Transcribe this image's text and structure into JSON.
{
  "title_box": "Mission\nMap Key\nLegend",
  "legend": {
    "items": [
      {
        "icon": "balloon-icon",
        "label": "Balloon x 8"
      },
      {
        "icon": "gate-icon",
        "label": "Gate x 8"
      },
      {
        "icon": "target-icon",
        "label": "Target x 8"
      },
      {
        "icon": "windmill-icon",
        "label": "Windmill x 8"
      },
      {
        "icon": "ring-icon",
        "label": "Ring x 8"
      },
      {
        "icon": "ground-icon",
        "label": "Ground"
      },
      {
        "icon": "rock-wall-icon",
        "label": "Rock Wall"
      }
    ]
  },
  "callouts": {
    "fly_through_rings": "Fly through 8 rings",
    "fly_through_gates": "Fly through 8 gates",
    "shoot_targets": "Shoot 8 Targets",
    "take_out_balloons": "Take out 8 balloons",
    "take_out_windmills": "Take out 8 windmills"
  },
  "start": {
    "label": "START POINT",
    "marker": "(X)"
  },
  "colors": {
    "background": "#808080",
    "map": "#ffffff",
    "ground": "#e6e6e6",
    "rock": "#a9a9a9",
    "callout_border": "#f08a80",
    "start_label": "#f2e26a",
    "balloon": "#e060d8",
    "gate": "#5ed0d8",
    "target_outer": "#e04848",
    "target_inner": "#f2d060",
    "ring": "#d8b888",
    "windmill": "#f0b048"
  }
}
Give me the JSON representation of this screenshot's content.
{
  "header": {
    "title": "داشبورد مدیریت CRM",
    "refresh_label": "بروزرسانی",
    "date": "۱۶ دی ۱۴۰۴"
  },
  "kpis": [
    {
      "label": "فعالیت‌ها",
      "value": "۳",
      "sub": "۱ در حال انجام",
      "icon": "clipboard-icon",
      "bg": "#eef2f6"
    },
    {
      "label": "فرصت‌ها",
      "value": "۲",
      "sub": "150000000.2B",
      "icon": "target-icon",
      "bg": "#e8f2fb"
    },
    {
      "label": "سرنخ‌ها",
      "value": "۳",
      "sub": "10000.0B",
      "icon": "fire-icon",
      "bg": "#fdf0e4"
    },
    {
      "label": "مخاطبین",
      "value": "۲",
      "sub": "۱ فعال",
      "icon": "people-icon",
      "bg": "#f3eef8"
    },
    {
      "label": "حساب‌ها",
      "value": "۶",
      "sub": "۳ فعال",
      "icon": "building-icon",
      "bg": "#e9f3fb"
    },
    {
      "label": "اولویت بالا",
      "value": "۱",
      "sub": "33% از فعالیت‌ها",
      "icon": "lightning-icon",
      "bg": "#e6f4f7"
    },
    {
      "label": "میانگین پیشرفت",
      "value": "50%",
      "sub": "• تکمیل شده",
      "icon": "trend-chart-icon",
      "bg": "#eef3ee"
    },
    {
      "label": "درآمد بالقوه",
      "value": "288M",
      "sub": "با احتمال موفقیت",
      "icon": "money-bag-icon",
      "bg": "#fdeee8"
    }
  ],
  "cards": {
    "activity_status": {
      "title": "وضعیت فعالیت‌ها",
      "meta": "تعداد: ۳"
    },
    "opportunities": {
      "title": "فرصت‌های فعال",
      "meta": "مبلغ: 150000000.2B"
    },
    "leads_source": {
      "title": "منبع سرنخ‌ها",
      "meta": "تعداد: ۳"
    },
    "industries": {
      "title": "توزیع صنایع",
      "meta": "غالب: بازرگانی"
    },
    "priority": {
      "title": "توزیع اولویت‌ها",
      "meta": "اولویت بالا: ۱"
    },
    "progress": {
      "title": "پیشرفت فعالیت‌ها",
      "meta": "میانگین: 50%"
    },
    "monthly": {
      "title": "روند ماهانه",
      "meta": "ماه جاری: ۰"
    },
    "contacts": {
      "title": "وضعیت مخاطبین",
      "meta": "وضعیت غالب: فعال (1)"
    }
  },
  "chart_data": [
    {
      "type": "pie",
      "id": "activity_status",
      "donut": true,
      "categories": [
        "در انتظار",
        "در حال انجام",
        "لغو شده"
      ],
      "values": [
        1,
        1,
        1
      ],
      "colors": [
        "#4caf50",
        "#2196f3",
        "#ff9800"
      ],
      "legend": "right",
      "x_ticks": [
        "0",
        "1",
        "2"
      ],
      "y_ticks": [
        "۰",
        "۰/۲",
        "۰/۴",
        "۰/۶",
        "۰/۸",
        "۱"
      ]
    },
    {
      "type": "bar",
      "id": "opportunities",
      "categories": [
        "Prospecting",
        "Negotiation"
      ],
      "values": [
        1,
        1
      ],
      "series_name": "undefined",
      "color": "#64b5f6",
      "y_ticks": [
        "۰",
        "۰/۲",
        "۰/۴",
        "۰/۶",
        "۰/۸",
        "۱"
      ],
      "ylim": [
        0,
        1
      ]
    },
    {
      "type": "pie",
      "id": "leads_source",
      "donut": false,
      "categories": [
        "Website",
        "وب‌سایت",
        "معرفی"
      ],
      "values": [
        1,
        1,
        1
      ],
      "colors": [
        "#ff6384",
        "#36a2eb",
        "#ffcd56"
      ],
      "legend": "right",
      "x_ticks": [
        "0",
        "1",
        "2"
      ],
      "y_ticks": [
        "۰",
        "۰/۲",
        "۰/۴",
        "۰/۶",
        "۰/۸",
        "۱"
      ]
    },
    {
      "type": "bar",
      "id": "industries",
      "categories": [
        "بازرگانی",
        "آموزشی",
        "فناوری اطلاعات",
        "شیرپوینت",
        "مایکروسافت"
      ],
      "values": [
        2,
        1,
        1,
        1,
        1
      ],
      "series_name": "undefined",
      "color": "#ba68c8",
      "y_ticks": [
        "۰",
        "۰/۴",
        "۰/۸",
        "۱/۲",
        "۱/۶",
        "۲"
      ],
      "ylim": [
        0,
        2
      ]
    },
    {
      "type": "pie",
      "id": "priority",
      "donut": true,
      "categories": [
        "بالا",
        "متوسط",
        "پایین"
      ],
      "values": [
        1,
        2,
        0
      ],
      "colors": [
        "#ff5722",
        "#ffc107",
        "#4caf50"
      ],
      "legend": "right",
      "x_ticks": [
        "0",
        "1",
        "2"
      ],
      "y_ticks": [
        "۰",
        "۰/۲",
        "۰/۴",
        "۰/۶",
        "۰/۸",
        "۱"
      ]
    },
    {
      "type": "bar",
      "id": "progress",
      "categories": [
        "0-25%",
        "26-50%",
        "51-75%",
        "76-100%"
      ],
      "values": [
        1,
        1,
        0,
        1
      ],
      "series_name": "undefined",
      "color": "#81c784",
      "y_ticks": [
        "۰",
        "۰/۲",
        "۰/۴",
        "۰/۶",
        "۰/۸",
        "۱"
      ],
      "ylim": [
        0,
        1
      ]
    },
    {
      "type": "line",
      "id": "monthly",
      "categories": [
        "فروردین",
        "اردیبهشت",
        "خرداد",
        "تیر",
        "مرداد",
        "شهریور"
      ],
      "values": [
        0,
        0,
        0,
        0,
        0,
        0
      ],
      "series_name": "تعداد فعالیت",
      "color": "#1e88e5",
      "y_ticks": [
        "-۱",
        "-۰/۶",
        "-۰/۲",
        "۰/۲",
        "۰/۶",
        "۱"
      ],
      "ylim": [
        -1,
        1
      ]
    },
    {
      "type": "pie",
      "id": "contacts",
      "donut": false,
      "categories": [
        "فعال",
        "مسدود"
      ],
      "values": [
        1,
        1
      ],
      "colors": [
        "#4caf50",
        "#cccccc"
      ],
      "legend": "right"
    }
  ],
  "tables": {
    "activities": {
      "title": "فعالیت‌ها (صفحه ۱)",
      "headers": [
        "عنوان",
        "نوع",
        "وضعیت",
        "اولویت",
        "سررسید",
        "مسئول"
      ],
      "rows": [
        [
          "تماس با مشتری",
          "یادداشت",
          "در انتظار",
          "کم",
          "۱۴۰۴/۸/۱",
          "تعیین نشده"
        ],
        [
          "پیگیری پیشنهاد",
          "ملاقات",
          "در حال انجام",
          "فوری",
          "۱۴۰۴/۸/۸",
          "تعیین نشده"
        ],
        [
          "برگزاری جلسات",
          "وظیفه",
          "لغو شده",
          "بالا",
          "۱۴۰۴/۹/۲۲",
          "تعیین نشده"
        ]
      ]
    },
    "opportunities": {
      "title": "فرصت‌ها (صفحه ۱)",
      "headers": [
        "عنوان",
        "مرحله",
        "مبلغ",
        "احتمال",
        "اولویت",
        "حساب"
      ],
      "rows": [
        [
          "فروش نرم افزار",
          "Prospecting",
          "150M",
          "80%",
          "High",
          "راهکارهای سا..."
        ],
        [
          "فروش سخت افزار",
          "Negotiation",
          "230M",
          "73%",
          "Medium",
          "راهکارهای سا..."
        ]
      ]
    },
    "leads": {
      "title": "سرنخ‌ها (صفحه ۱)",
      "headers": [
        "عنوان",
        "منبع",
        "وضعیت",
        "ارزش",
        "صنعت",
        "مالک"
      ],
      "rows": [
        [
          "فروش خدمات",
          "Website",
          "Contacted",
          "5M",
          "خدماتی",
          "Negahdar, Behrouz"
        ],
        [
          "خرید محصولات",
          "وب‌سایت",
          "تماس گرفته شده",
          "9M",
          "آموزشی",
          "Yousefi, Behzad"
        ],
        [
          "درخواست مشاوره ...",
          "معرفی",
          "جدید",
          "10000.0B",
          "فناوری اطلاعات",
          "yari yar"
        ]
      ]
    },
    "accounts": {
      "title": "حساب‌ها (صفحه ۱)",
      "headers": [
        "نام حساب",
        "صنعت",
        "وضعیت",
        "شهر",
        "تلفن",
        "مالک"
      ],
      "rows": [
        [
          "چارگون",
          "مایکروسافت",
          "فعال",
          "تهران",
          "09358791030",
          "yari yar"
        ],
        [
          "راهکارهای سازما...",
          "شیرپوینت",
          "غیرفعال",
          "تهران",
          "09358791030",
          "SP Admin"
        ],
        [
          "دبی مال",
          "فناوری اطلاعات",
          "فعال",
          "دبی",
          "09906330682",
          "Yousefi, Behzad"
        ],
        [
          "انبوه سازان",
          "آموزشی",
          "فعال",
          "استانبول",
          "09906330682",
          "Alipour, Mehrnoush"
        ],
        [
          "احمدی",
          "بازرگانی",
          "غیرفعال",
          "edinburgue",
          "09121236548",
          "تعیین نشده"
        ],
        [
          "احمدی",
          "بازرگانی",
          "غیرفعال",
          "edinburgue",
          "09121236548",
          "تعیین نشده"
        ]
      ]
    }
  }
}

§ §

Problem description:
Every line that holds the string "پیشرفت" should be returned.

Solution for this problem:
      "label": "میانگین پیشرفت",
      "title": "پیشرفت فعالیت‌ها",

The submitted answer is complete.